▶ WHAT IS ASKED:
Please write out the material below exactly as given.

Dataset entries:
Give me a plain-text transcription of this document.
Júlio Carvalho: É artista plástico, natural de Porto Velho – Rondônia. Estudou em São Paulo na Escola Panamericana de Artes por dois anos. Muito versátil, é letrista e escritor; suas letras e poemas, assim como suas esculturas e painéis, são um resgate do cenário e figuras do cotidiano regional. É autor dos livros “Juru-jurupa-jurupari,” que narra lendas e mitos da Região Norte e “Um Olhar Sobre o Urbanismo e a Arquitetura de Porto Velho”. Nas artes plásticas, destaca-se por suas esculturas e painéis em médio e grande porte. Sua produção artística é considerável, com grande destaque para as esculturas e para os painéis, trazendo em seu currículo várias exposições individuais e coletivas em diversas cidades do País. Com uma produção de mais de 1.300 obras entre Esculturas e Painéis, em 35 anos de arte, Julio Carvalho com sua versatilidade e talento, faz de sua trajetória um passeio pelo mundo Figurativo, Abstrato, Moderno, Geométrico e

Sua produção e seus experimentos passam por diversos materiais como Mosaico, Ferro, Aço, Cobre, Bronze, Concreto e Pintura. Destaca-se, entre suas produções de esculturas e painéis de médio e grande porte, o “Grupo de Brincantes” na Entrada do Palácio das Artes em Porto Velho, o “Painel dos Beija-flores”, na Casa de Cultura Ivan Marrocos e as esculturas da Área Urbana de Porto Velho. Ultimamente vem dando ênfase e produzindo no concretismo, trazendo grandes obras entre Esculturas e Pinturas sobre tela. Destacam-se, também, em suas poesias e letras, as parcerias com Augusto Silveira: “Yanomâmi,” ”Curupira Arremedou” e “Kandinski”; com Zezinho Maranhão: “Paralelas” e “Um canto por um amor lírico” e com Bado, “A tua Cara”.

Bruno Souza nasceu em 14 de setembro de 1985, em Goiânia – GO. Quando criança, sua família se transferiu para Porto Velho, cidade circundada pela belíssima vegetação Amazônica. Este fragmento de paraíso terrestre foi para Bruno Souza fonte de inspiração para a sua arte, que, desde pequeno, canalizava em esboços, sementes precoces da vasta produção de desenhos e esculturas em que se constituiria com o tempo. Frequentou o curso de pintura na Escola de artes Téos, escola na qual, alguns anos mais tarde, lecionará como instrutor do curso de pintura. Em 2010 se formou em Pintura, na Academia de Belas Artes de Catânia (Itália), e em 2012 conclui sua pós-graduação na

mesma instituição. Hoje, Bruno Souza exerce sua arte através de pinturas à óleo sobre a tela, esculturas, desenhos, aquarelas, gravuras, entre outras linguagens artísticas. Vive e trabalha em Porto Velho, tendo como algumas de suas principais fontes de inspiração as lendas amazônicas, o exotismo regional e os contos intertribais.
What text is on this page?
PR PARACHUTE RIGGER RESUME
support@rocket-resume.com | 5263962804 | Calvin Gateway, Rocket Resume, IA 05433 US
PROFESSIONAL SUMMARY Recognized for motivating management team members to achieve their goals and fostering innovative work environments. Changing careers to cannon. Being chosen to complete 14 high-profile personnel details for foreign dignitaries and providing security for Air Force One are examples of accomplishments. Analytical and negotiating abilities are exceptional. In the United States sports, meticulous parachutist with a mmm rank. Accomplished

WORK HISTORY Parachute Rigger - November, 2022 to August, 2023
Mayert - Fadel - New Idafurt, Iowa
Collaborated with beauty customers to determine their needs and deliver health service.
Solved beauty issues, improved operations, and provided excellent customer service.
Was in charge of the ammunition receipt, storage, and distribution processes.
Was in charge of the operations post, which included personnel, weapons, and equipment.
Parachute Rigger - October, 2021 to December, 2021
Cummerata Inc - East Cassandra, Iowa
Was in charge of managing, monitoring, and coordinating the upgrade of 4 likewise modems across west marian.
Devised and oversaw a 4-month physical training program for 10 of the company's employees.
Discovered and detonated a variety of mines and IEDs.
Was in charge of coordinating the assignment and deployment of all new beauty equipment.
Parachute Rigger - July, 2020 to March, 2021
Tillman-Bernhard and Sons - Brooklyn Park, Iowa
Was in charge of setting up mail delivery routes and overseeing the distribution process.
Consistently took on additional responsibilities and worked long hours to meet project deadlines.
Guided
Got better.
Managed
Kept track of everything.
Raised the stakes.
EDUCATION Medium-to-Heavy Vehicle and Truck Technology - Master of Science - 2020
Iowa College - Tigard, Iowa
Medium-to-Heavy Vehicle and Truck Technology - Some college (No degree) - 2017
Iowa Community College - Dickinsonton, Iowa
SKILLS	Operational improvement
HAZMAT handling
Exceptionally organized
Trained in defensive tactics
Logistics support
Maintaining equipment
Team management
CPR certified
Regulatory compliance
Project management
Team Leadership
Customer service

▶ EXERCISE SOLUTION:
Give me a plain-text transcription of this document.
Júlio Carvalho: É artista plástico, natural de Porto Velho – Rondônia. Estudou em São Paulo na Escola Panamericana de Artes por dois anos. Muito versátil, é letrista e escritor; suas letras e poemas, assim como suas esculturas e painéis, são um resgate do cenário e figuras do cotidiano regional. É autor dos livros “Juru-jurupa-jurupari,” que narra lendas e mitos da Região Norte e “Um Olhar Sobre o Urbanismo e a Arquitetura de Porto Velho”. Nas artes plásticas, destaca-se por suas esculturas e painéis em médio e grande porte. Sua produção artística é considerável, com grande destaque para as esculturas e para os painéis, trazendo em seu currículo várias exposições individuais e coletivas em diversas cidades do País. Com uma produção de mais de 1.300 obras entre Esculturas e Painéis, em 35 anos de arte, Julio Carvalho com sua versatilidade e talento, faz de sua trajetória um passeio pelo mundo Figurativo, Abstrato, Moderno, Geométrico e

Sua produção e seus experimentos passam por diversos materiais como Mosaico, Ferro, Aço, Cobre, Bronze, Concreto e Pintura. Destaca-se, entre suas produções de esculturas e painéis de médio e grande porte, o “Grupo de Brincantes” na Entrada do Palácio das Artes em Porto Velho, o “Painel dos Beija-flores”, na Casa de Cultura Ivan Marrocos e as esculturas da Área Urbana de Porto Velho. Ultimamente vem dando ênfase e produzindo no concretismo, trazendo grandes obras entre Esculturas e Pinturas sobre tela. Destacam-se, também, em suas poesias e letras, as parcerias com Augusto Silveira: “Yanomâmi,” ”Curupira Arremedou” e “Kandinski”; com Zezinho Maranhão: “Paralelas” e “Um canto por um amor lírico” e com Bado, “A tua Cara”.

Bruno Souza nasceu em 14 de setembro de 1985, em Goiânia – GO. Quando criança, sua família se transferiu para Porto Velho, cidade circundada pela belíssima vegetação Amazônica. Este fragmento de paraíso terrestre foi para Bruno Souza fonte de inspiração para a sua arte, que, desde pequeno, canalizava em esboços, sementes precoces da vasta produção de desenhos e esculturas em que se constituiria com o tempo. Frequentou o curso de pintura na Escola de artes Téos, escola na qual, alguns anos mais tarde, lecionará como instrutor do curso de pintura. Em 2010 se formou em Pintura, na Academia de Belas Artes de Catânia (Itália), e em 2012 conclui sua pós-graduação na

mesma instituição. Hoje, Bruno Souza exerce sua arte através de pinturas à óleo sobre a tela, esculturas, desenhos, aquarelas, gravuras, entre outras linguagens artísticas. Vive e trabalha em Porto Velho, tendo como algumas de suas principais fontes de inspiração as lendas amazônicas, o exotismo regional e os contos intertribais.
What text is on this page?
PR PARACHUTE RIGGER RESUME
support@rocket-resume.com | 5263962804 | Calvin Gateway, Rocket Resume, IA 05433 US
PROFESSIONAL SUMMARY Recognized for motivating management team members to achieve their goals and fostering innovative work environments. Changing careers to cannon. Being chosen to complete 14 high-profile personnel details for foreign dignitaries and providing security for Air Force One are examples of accomplishments. Analytical and negotiating abilities are exceptional. In the United States sports, meticulous parachutist with a mmm rank. Accomplished

WORK HISTORY Parachute Rigger - November, 2022 to August, 2023
Mayert - Fadel - New Idafurt, Iowa
Collaborated with beauty customers to determine their needs and deliver health service.
Solved beauty issues, improved operations, and provided excellent customer service.
Was in charge of the ammunition receipt, storage, and distribution processes.
Was in charge of the operations post, which included personnel, weapons, and equipment.
Parachute Rigger - October, 2021 to December, 2021
Cummerata Inc - East Cassandra, Iowa
Was in charge of managing, monitoring, and coordinating the upgrade of 4 likewise modems across west marian.
Devised and oversaw a 4-month physical training program for 10 of the company's employees.
Discovered and detonated a variety of mines and IEDs.
Was in charge of coordinating the assignment and deployment of all new beauty equipment.
Parachute Rigger - July, 2020 to March, 2021
Tillman-Bernhard and Sons - Brooklyn Park, Iowa
Was in charge of setting up mail delivery routes and overseeing the distribution process.
Consistently took on additional responsibilities and worked long hours to meet project deadlines.
Guided
Got better.
Managed
Kept track of everything.
Raised the stakes.
EDUCATION Medium-to-Heavy Vehicle and Truck Technology - Master of Science - 2020
Iowa College - Tigard, Iowa
Medium-to-Heavy Vehicle and Truck Technology - Some college (No degree) - 2017
Iowa Community College - Dickinsonton, Iowa
SKILLS	Operational improvement
HAZMAT handling
Exceptionally organized
Trained in defensive tactics
Logistics support
Maintaining equipment
Team management
CPR certified
Regulatory compliance
Project management
Team Leadership
Customer service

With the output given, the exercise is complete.